● **Source records**
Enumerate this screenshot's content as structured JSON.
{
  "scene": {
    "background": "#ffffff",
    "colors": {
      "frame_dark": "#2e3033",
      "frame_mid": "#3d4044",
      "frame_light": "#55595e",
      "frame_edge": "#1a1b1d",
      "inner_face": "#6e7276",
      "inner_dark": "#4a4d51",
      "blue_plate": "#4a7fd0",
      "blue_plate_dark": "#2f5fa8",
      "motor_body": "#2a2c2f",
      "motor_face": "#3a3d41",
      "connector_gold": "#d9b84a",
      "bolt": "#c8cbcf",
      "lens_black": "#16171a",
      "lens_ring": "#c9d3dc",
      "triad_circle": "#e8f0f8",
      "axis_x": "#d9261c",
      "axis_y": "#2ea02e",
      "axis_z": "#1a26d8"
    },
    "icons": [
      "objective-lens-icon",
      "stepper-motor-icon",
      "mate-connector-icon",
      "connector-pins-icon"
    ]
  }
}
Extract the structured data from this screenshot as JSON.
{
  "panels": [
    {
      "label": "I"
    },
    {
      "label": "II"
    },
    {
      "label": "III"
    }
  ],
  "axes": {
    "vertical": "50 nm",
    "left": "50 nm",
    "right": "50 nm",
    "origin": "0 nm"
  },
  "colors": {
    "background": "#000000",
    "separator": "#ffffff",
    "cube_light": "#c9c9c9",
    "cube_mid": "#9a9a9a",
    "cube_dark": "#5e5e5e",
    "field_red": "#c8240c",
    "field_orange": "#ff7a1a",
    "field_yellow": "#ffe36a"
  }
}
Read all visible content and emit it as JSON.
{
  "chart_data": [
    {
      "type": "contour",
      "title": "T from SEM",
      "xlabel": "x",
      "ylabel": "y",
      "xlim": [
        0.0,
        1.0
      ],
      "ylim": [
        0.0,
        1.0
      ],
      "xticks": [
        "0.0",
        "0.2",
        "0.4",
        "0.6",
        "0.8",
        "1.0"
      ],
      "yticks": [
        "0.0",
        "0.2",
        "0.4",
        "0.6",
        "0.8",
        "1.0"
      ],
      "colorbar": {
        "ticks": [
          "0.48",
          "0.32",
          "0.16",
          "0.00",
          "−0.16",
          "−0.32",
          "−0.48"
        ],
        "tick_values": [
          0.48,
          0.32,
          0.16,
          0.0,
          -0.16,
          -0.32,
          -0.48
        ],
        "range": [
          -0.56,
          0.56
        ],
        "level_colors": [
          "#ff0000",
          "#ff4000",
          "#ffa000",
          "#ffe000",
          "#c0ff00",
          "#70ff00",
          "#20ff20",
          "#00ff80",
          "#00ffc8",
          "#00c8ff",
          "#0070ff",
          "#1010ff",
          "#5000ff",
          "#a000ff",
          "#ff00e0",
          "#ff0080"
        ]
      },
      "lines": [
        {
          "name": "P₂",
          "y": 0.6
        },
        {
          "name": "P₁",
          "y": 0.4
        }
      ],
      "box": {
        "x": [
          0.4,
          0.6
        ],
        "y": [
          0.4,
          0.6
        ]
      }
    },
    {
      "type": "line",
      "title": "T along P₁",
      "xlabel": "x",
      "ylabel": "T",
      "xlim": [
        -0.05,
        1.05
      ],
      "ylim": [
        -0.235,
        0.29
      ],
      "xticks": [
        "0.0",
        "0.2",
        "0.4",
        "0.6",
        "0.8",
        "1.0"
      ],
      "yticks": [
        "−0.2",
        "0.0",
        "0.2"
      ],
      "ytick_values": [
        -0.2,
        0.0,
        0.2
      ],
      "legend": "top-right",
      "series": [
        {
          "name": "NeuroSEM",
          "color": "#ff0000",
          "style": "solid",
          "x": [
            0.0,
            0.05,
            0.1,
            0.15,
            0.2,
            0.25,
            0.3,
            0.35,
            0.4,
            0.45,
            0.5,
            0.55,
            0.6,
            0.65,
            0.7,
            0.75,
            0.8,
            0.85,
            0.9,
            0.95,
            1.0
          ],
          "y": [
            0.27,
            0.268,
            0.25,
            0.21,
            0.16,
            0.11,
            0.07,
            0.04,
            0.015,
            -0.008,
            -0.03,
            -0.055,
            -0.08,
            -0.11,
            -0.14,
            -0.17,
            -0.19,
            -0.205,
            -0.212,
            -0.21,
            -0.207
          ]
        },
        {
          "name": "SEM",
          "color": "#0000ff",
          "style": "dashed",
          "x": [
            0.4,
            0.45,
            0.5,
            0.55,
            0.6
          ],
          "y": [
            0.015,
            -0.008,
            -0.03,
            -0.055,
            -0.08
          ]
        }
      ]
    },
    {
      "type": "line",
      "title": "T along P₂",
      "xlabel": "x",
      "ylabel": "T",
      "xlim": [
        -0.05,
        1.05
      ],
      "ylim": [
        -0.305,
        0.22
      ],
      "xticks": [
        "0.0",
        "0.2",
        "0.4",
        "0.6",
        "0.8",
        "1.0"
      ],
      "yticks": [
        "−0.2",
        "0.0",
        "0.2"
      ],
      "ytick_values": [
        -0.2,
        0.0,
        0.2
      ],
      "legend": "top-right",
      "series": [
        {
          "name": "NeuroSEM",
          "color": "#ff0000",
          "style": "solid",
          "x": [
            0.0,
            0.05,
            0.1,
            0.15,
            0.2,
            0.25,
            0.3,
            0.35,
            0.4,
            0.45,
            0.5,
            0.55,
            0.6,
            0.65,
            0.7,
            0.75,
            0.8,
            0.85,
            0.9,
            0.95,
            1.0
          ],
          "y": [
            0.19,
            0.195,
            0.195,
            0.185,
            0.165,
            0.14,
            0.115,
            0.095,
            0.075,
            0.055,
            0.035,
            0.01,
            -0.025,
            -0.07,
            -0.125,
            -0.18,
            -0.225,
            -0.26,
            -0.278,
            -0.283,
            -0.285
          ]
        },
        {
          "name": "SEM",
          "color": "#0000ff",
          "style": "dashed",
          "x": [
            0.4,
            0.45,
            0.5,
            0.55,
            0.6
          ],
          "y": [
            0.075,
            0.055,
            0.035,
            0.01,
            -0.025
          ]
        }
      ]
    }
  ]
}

● **Request**
All of the data above should be transcribed exactly.

● **Response below**
Enumerate this screenshot's content as structured JSON.
{
  "scene": {
    "background": "#ffffff",
    "colors": {
      "frame_dark": "#2e3033",
      "frame_mid": "#3d4044",
      "frame_light": "#55595e",
      "frame_edge": "#1a1b1d",
      "inner_face": "#6e7276",
      "inner_dark": "#4a4d51",
      "blue_plate": "#4a7fd0",
      "blue_plate_dark": "#2f5fa8",
      "motor_body": "#2a2c2f",
      "motor_face": "#3a3d41",
      "connector_gold": "#d9b84a",
      "bolt": "#c8cbcf",
      "lens_black": "#16171a",
      "lens_ring": "#c9d3dc",
      "triad_circle": "#e8f0f8",
      "axis_x": "#d9261c",
      "axis_y": "#2ea02e",
      "axis_z": "#1a26d8"
    },
    "icons": [
      "objective-lens-icon",
      "stepper-motor-icon",
      "mate-connector-icon",
      "connector-pins-icon"
    ]
  }
}
Extract the structured data from this screenshot as JSON.
{
  "panels": [
    {
      "label": "I"
    },
    {
      "label": "II"
    },
    {
      "label": "III"
    }
  ],
  "axes": {
    "vertical": "50 nm",
    "left": "50 nm",
    "right": "50 nm",
    "origin": "0 nm"
  },
  "colors": {
    "background": "#000000",
    "separator": "#ffffff",
    "cube_light": "#c9c9c9",
    "cube_mid": "#9a9a9a",
    "cube_dark": "#5e5e5e",
    "field_red": "#c8240c",
    "field_orange": "#ff7a1a",
    "field_yellow": "#ffe36a"
  }
}
Read all visible content and emit it as JSON.
{
  "chart_data": [
    {
      "type": "contour",
      "title": "T from SEM",
      "xlabel": "x",
      "ylabel": "y",
      "xlim": [
        0.0,
        1.0
      ],
      "ylim": [
        0.0,
        1.0
      ],
      "xticks": [
        "0.0",
        "0.2",
        "0.4",
        "0.6",
        "0.8",
        "1.0"
      ],
      "yticks": [
        "0.0",
        "0.2",
        "0.4",
        "0.6",
        "0.8",
        "1.0"
      ],
      "colorbar": {
        "ticks": [
          "0.48",
          "0.32",
          "0.16",
          "0.00",
          "−0.16",
          "−0.32",
          "−0.48"
        ],
        "tick_values": [
          0.48,
          0.32,
          0.16,
          0.0,
          -0.16,
          -0.32,
          -0.48
        ],
        "range": [
          -0.56,
          0.56
        ],
        "level_colors": [
          "#ff0000",
          "#ff4000",
          "#ffa000",
          "#ffe000",
          "#c0ff00",
          "#70ff00",
          "#20ff20",
          "#00ff80",
          "#00ffc8",
          "#00c8ff",
          "#0070ff",
          "#1010ff",
          "#5000ff",
          "#a000ff",
          "#ff00e0",
          "#ff0080"
        ]
      },
      "lines": [
        {
          "name": "P₂",
          "y": 0.6
        },
        {
          "name": "P₁",
          "y": 0.4
        }
      ],
      "box": {
        "x": [
          0.4,
          0.6
        ],
        "y": [
          0.4,
          0.6
        ]
      }
    },
    {
      "type": "line",
      "title": "T along P₁",
      "xlabel": "x",
      "ylabel": "T",
      "xlim": [
        -0.05,
        1.05
      ],
      "ylim": [
        -0.235,
        0.29
      ],
      "xticks": [
        "0.0",
        "0.2",
        "0.4",
        "0.6",
        "0.8",
        "1.0"
      ],
      "yticks": [
        "−0.2",
        "0.0",
        "0.2"
      ],
      "ytick_values": [
        -0.2,
        0.0,
        0.2
      ],
      "legend": "top-right",
      "series": [
        {
          "name": "NeuroSEM",
          "color": "#ff0000",
          "style": "solid",
          "x": [
            0.0,
            0.05,
            0.1,
            0.15,
            0.2,
            0.25,
            0.3,
            0.35,
            0.4,
            0.45,
            0.5,
            0.55,
            0.6,
            0.65,
            0.7,
            0.75,
            0.8,
            0.85,
            0.9,
            0.95,
            1.0
          ],
          "y": [
            0.27,
            0.268,
            0.25,
            0.21,
            0.16,
            0.11,
            0.07,
            0.04,
            0.015,
            -0.008,
            -0.03,
            -0.055,
            -0.08,
            -0.11,
            -0.14,
            -0.17,
            -0.19,
            -0.205,
            -0.212,
            -0.21,
            -0.207
          ]
        },
        {
          "name": "SEM",
          "color": "#0000ff",
          "style": "dashed",
          "x": [
            0.4,
            0.45,
            0.5,
            0.55,
            0.6
          ],
          "y": [
            0.015,
            -0.008,
            -0.03,
            -0.055,
            -0.08
          ]
        }
      ]
    },
    {
      "type": "line",
      "title": "T along P₂",
      "xlabel": "x",
      "ylabel": "T",
      "xlim": [
        -0.05,
        1.05
      ],
      "ylim": [
        -0.305,
        0.22
      ],
      "xticks": [
        "0.0",
        "0.2",
        "0.4",
        "0.6",
        "0.8",
        "1.0"
      ],
      "yticks": [
        "−0.2",
        "0.0",
        "0.2"
      ],
      "ytick_values": [
        -0.2,
        0.0,
        0.2
      ],
      "legend": "top-right",
      "series": [
        {
          "name": "NeuroSEM",
          "color": "#ff0000",
          "style": "solid",
          "x": [
            0.0,
            0.05,
            0.1,
            0.15,
            0.2,
            0.25,
            0.3,
            0.35,
            0.4,
            0.45,
            0.5,
            0.55,
            0.6,
            0.65,
            0.7,
            0.75,
            0.8,
            0.85,
            0.9,
            0.95,
            1.0
          ],
          "y": [
            0.19,
            0.195,
            0.195,
            0.185,
            0.165,
            0.14,
            0.115,
            0.095,
            0.075,
            0.055,
            0.035,
            0.01,
            -0.025,
            -0.07,
            -0.125,
            -0.18,
            -0.225,
            -0.26,
            -0.278,
            -0.283,
            -0.285
          ]
        },
        {
          "name": "SEM",
          "color": "#0000ff",
          "style": "dashed",
          "x": [
            0.4,
            0.45,
            0.5,
            0.55,
            0.6
          ],
          "y": [
            0.075,
            0.055,
            0.035,
            0.01,
            -0.025
          ]
        }
      ]
    }
  ]
}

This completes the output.